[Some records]

______

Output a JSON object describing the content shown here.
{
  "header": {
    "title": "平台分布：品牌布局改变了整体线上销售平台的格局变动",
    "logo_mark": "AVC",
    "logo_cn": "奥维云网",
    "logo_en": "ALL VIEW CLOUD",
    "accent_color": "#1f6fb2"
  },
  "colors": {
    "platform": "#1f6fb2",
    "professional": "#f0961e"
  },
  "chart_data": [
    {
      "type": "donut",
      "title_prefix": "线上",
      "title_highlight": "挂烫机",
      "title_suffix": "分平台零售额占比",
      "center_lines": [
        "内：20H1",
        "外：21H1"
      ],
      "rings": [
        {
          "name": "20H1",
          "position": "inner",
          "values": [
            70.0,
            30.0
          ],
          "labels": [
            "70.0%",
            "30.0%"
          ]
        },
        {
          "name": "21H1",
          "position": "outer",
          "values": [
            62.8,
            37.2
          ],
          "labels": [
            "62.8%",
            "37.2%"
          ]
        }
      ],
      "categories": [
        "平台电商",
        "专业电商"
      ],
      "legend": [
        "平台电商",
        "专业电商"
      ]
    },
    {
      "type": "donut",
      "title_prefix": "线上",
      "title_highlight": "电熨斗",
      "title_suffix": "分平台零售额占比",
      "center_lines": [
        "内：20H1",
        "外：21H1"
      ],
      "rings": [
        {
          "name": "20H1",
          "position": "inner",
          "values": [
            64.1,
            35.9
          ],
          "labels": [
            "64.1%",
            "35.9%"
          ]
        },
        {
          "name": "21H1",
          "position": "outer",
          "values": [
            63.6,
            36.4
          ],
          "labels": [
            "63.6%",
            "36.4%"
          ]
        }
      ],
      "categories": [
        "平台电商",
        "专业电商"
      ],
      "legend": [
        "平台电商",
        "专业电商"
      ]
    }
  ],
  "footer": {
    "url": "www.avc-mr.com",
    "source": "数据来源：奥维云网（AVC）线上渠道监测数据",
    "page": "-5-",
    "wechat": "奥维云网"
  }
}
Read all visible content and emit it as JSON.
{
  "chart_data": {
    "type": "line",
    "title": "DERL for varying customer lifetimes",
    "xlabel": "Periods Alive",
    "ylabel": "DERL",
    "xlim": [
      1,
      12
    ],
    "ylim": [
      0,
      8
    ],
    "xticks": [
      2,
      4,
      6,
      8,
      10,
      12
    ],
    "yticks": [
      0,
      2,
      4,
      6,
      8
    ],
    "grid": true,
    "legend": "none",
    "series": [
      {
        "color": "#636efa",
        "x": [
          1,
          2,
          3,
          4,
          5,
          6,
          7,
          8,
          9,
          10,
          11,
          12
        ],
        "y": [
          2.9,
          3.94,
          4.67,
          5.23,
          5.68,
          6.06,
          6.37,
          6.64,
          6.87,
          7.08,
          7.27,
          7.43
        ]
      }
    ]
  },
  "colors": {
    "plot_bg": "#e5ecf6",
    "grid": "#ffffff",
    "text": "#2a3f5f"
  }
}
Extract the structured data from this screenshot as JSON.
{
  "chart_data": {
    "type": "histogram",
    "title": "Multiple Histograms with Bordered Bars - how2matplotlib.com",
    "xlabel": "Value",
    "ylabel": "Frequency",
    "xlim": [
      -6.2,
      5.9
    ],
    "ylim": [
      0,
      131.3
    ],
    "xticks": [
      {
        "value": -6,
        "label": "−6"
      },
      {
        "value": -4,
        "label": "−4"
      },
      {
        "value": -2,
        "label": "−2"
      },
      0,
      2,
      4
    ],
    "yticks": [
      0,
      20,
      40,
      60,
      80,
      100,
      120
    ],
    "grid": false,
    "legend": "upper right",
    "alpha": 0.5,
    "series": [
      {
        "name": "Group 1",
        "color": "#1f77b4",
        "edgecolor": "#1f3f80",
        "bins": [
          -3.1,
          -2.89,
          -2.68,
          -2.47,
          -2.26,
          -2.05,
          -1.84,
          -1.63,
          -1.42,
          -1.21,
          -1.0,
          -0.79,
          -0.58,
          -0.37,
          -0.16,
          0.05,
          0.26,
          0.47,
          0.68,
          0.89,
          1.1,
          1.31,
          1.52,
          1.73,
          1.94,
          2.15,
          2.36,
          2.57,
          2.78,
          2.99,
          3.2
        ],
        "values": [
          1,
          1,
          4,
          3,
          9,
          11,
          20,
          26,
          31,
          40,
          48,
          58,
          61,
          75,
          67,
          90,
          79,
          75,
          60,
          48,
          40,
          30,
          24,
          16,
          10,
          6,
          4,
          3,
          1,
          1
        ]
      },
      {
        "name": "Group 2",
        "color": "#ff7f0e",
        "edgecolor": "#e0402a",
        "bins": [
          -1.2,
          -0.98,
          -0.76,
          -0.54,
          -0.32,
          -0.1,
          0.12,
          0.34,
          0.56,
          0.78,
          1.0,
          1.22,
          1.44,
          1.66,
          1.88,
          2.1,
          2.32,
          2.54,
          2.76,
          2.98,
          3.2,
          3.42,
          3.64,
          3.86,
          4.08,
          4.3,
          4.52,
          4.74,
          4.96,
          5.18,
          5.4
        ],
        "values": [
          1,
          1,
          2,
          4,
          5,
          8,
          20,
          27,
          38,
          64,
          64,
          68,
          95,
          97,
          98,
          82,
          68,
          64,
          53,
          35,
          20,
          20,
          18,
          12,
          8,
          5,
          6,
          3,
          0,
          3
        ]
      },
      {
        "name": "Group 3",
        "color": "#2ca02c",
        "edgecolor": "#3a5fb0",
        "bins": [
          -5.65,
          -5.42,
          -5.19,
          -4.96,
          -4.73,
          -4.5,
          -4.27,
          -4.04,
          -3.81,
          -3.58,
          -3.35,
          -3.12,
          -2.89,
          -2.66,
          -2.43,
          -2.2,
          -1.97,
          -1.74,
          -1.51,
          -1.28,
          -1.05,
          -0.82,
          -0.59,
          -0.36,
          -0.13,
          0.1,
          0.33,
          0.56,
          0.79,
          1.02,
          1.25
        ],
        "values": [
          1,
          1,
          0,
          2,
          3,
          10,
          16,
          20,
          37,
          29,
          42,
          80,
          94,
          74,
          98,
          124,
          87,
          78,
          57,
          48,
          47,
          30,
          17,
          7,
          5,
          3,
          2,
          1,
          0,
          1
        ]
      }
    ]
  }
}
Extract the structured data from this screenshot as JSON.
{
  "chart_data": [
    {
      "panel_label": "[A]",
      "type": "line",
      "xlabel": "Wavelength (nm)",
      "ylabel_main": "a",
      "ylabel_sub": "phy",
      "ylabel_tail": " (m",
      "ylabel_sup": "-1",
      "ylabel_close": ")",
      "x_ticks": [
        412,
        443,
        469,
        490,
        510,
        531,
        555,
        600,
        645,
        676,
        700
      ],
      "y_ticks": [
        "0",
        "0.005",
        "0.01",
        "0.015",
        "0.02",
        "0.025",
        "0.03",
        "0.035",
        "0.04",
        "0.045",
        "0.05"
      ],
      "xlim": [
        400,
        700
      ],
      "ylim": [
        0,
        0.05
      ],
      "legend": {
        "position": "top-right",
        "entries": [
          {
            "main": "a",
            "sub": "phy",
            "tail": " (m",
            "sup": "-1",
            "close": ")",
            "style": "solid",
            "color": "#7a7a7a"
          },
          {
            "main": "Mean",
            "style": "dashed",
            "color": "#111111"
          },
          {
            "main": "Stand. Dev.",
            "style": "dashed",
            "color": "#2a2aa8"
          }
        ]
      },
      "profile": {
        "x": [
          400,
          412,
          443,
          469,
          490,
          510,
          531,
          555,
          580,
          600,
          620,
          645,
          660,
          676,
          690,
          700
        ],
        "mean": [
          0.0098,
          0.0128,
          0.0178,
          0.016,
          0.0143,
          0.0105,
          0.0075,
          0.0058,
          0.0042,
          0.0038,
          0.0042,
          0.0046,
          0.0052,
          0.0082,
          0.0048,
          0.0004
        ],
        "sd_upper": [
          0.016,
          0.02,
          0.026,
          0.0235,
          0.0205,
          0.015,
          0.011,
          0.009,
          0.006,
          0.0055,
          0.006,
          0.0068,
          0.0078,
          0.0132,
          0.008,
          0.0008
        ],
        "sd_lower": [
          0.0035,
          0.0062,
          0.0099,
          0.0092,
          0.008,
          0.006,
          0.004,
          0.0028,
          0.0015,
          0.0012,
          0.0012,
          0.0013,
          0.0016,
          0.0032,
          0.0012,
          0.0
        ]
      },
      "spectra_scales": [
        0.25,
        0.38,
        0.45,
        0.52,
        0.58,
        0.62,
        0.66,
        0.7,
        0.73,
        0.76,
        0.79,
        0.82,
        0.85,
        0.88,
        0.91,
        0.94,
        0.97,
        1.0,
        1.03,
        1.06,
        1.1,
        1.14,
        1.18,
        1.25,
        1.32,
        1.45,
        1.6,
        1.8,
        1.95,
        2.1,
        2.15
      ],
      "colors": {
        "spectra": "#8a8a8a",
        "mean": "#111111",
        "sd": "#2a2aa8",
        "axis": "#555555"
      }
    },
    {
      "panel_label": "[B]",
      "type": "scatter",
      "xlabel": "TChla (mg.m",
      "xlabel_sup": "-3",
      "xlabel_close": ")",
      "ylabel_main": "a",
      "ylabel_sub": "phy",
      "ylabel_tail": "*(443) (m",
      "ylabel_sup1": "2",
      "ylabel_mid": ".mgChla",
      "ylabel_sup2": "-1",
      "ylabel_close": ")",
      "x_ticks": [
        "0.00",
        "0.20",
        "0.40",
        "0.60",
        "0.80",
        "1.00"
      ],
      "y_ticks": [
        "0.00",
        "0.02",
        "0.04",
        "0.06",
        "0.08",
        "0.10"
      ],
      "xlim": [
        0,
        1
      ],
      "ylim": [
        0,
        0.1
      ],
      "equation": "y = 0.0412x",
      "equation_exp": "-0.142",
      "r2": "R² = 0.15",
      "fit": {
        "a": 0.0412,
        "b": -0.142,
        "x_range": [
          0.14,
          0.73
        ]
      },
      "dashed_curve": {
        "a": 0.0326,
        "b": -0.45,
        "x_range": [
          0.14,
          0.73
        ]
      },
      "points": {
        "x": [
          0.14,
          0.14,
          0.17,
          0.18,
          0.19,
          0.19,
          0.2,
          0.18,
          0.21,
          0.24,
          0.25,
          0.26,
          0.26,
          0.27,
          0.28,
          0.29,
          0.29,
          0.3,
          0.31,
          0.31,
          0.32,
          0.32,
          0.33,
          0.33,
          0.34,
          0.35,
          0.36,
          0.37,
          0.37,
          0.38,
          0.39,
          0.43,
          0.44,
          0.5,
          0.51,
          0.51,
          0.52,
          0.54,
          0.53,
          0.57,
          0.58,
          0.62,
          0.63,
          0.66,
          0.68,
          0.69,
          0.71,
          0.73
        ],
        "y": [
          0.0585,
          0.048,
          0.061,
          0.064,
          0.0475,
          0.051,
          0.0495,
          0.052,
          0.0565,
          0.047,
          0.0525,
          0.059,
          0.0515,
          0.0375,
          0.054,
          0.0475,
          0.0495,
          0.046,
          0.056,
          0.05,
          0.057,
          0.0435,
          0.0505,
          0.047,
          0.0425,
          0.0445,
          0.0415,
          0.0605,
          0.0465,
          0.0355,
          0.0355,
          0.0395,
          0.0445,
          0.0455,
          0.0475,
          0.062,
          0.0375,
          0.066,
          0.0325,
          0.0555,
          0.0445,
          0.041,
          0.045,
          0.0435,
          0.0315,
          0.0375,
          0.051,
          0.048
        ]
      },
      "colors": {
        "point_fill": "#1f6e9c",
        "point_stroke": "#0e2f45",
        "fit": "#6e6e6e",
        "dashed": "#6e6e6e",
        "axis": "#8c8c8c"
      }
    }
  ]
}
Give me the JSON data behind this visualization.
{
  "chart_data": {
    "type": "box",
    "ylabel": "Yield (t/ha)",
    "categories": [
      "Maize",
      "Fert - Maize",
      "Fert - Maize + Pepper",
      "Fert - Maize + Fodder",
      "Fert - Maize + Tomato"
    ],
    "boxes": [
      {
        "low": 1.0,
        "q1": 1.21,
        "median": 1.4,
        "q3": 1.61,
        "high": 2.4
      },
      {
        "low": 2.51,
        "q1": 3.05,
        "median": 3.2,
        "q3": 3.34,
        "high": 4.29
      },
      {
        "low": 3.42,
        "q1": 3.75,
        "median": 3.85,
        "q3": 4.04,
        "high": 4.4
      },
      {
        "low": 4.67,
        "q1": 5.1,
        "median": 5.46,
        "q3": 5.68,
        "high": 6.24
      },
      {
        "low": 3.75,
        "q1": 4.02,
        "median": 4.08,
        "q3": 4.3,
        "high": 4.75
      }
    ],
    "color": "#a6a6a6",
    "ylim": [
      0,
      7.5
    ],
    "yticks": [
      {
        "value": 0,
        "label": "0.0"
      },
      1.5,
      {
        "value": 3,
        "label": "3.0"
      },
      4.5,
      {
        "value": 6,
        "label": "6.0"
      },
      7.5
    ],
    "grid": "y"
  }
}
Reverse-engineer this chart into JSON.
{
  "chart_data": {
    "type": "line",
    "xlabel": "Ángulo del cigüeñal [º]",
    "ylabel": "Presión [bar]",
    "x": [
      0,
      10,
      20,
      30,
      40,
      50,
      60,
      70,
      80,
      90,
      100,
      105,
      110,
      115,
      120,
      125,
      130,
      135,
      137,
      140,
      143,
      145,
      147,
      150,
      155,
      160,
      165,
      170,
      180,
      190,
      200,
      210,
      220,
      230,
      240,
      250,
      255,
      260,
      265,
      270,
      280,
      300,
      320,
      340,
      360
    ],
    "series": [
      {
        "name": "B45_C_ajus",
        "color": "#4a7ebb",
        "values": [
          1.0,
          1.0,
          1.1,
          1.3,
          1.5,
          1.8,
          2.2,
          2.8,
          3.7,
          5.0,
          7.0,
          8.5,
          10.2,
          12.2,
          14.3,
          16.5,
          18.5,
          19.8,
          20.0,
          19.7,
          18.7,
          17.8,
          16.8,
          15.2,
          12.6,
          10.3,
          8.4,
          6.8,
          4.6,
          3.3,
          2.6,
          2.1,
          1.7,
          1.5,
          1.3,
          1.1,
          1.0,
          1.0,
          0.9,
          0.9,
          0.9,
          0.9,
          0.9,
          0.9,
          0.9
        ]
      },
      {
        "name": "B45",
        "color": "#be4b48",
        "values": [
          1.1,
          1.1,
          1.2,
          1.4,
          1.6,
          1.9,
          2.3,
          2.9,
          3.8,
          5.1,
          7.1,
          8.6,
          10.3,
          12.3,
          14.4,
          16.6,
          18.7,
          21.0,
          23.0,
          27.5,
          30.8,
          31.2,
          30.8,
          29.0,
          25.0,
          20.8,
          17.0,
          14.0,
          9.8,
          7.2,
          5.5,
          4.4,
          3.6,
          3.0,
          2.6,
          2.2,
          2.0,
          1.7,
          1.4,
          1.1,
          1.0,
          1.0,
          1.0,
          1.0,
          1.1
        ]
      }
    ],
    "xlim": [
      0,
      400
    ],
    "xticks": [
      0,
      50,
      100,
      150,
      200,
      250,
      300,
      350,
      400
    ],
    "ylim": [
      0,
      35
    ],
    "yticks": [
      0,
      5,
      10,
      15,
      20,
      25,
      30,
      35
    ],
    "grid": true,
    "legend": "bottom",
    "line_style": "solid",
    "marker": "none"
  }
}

______

Find "Maize". Copy every line it occurs in.

      "Maize",
      "Fert - Maize",
      "Fert - Maize + Pepper",
      "Fert - Maize + Fodder",
      "Fert - Maize + Tomato"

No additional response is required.